## TASK DESCRIPTION
Search the records for lines that contain the word "median". Copy them all.

## DATA TO USE
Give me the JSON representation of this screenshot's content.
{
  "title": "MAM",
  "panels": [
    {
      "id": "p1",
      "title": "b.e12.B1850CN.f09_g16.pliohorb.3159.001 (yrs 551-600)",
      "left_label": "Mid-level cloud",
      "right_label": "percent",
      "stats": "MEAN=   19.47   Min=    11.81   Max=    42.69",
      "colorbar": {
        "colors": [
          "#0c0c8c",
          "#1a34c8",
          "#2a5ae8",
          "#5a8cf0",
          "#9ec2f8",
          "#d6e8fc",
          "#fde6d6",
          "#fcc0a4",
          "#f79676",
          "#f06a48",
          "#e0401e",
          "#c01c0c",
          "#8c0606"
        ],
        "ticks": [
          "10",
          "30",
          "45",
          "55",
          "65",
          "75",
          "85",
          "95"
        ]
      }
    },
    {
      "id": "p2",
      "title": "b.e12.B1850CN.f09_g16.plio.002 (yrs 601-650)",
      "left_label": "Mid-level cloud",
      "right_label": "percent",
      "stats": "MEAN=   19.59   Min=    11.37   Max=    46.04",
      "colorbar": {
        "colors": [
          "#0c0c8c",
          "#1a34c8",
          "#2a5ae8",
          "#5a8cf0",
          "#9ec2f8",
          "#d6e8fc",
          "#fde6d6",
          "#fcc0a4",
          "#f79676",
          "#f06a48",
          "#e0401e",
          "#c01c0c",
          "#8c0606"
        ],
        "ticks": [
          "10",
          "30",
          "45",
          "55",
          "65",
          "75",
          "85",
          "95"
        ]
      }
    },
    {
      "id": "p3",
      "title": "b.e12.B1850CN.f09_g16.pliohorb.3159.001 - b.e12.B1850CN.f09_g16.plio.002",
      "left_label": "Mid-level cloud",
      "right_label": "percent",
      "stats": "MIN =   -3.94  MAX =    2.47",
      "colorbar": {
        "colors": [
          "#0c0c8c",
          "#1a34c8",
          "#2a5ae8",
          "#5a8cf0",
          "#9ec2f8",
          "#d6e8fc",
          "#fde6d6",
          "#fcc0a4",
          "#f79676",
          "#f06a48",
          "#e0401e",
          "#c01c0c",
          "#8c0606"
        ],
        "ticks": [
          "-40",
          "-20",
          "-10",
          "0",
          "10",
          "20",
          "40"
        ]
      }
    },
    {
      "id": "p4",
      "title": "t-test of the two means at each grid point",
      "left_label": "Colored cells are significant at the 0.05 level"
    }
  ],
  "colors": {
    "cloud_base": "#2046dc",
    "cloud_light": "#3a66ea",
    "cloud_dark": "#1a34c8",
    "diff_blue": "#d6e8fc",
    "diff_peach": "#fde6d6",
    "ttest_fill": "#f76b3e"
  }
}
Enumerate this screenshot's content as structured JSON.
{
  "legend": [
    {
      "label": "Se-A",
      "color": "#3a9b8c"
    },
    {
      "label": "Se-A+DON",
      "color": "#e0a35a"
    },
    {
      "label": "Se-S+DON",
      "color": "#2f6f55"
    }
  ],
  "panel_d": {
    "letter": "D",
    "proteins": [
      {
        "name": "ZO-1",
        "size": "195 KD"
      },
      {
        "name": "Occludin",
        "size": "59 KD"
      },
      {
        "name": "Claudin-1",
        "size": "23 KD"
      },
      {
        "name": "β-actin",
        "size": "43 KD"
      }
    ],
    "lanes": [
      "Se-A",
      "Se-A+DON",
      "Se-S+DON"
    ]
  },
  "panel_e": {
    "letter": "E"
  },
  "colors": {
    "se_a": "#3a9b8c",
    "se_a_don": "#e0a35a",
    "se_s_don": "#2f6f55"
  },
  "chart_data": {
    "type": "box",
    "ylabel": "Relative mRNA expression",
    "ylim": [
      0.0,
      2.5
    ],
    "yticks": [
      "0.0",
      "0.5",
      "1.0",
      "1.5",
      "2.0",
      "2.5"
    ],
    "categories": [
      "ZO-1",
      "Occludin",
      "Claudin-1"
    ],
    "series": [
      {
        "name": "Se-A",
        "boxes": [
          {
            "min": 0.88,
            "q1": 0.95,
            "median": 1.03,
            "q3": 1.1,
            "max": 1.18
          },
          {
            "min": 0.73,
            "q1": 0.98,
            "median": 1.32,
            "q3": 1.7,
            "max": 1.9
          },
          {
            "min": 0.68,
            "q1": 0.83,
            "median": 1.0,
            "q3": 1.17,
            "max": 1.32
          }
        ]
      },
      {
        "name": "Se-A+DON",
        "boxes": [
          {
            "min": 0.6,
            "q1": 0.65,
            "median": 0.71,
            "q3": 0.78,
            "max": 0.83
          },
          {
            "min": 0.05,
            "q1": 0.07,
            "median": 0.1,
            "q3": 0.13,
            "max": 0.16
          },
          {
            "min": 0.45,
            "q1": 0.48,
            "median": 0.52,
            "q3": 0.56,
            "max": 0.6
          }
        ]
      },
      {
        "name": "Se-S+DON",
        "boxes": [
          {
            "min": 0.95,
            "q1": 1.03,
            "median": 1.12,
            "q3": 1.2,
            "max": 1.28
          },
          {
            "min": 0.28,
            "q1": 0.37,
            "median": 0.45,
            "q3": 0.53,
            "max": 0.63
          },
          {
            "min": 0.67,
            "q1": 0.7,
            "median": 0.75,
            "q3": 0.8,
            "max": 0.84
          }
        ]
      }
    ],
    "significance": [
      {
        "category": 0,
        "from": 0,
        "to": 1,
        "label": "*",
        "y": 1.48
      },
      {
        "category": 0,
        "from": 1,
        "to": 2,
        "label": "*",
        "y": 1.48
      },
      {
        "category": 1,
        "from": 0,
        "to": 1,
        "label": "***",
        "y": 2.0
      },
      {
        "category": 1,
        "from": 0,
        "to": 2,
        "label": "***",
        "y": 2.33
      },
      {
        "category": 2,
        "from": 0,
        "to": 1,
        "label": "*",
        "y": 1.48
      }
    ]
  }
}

## PROBLEM SOLUTION
            "median": 1.03,
            "median": 1.32,
            "median": 1.0,
            "median": 0.71,
            "median": 0.1,
            "median": 0.52,
            "median": 1.12,
            "median": 0.45,
            "median": 0.75,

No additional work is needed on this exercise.